*** Recorded information ***

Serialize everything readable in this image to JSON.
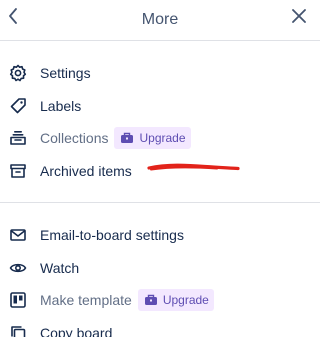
{
  "header": {
    "title": "More",
    "back_icon": "chevron-left-icon",
    "close_icon": "close-icon"
  },
  "menu_top": [
    {
      "label": "Settings",
      "icon": "gear-icon"
    },
    {
      "label": "Labels",
      "icon": "tag-icon"
    },
    {
      "label": "Collections",
      "icon": "collections-icon",
      "badge": "Upgrade",
      "badge_icon": "briefcase-icon",
      "disabled": true
    },
    {
      "label": "Archived items",
      "icon": "archive-icon"
    }
  ],
  "menu_bottom": [
    {
      "label": "Email-to-board settings",
      "icon": "email-icon"
    },
    {
      "label": "Watch",
      "icon": "eye-icon"
    },
    {
      "label": "Make template",
      "icon": "template-icon",
      "badge": "Upgrade",
      "badge_icon": "briefcase-icon",
      "disabled": true
    },
    {
      "label": "Copy board",
      "icon": "copy-icon"
    }
  ],
  "colors": {
    "text": "#172b4d",
    "muted": "#626f86",
    "badge_bg": "#f3e8ff",
    "badge_text": "#5e4db2",
    "annotation": "#e2231a"
  }
}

***

Challenge ::
Copy the records above exactly, leaving out every picture.

Answer to the exercise ::
Serialize everything readable in this image to JSON.
{
  "header": {
    "title": "More",
    "back_icon": "chevron-left-icon",
    "close_icon": "close-icon"
  },
  "menu_top": [
    {
      "label": "Settings",
      "icon": "gear-icon"
    },
    {
      "label": "Labels",
      "icon": "tag-icon"
    },
    {
      "label": "Collections",
      "icon": "collections-icon",
      "badge": "Upgrade",
      "badge_icon": "briefcase-icon",
      "disabled": true
    },
    {
      "label": "Archived items",
      "icon": "archive-icon"
    }
  ],
  "menu_bottom": [
    {
      "label": "Email-to-board settings",
      "icon": "email-icon"
    },
    {
      "label": "Watch",
      "icon": "eye-icon"
    },
    {
      "label": "Make template",
      "icon": "template-icon",
      "badge": "Upgrade",
      "badge_icon": "briefcase-icon",
      "disabled": true
    },
    {
      "label": "Copy board",
      "icon": "copy-icon"
    }
  ],
  "colors": {
    "text": "#172b4d",
    "muted": "#626f86",
    "badge_bg": "#f3e8ff",
    "badge_text": "#5e4db2",
    "annotation": "#e2231a"
  }
}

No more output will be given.